Set task: Write out the full listing again, exactly as it stands.

═══ Exercise materials ═══

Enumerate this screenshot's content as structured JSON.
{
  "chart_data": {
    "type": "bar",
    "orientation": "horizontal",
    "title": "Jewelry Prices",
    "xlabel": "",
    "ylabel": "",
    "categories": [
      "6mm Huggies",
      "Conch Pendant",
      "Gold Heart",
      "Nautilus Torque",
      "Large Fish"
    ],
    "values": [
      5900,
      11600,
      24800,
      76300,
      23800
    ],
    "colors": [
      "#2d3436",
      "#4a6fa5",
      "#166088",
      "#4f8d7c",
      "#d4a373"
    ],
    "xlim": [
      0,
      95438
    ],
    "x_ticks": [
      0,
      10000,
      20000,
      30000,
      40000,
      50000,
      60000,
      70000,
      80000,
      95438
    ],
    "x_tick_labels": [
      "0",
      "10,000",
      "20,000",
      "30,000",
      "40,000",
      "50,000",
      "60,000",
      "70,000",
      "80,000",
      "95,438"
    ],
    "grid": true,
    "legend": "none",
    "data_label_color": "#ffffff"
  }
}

═══

Solution to this exercise:
Enumerate this screenshot's content as structured JSON.
{
  "chart_data": {
    "type": "bar",
    "orientation": "horizontal",
    "title": "Jewelry Prices",
    "xlabel": "",
    "ylabel": "",
    "categories": [
      "6mm Huggies",
      "Conch Pendant",
      "Gold Heart",
      "Nautilus Torque",
      "Large Fish"
    ],
    "values": [
      5900,
      11600,
      24800,
      76300,
      23800
    ],
    "colors": [
      "#2d3436",
      "#4a6fa5",
      "#166088",
      "#4f8d7c",
      "#d4a373"
    ],
    "xlim": [
      0,
      95438
    ],
    "x_ticks": [
      0,
      10000,
      20000,
      30000,
      40000,
      50000,
      60000,
      70000,
      80000,
      95438
    ],
    "x_tick_labels": [
      "0",
      "10,000",
      "20,000",
      "30,000",
      "40,000",
      "50,000",
      "60,000",
      "70,000",
      "80,000",
      "95,438"
    ],
    "grid": true,
    "legend": "none",
    "data_label_color": "#ffffff"
  }
}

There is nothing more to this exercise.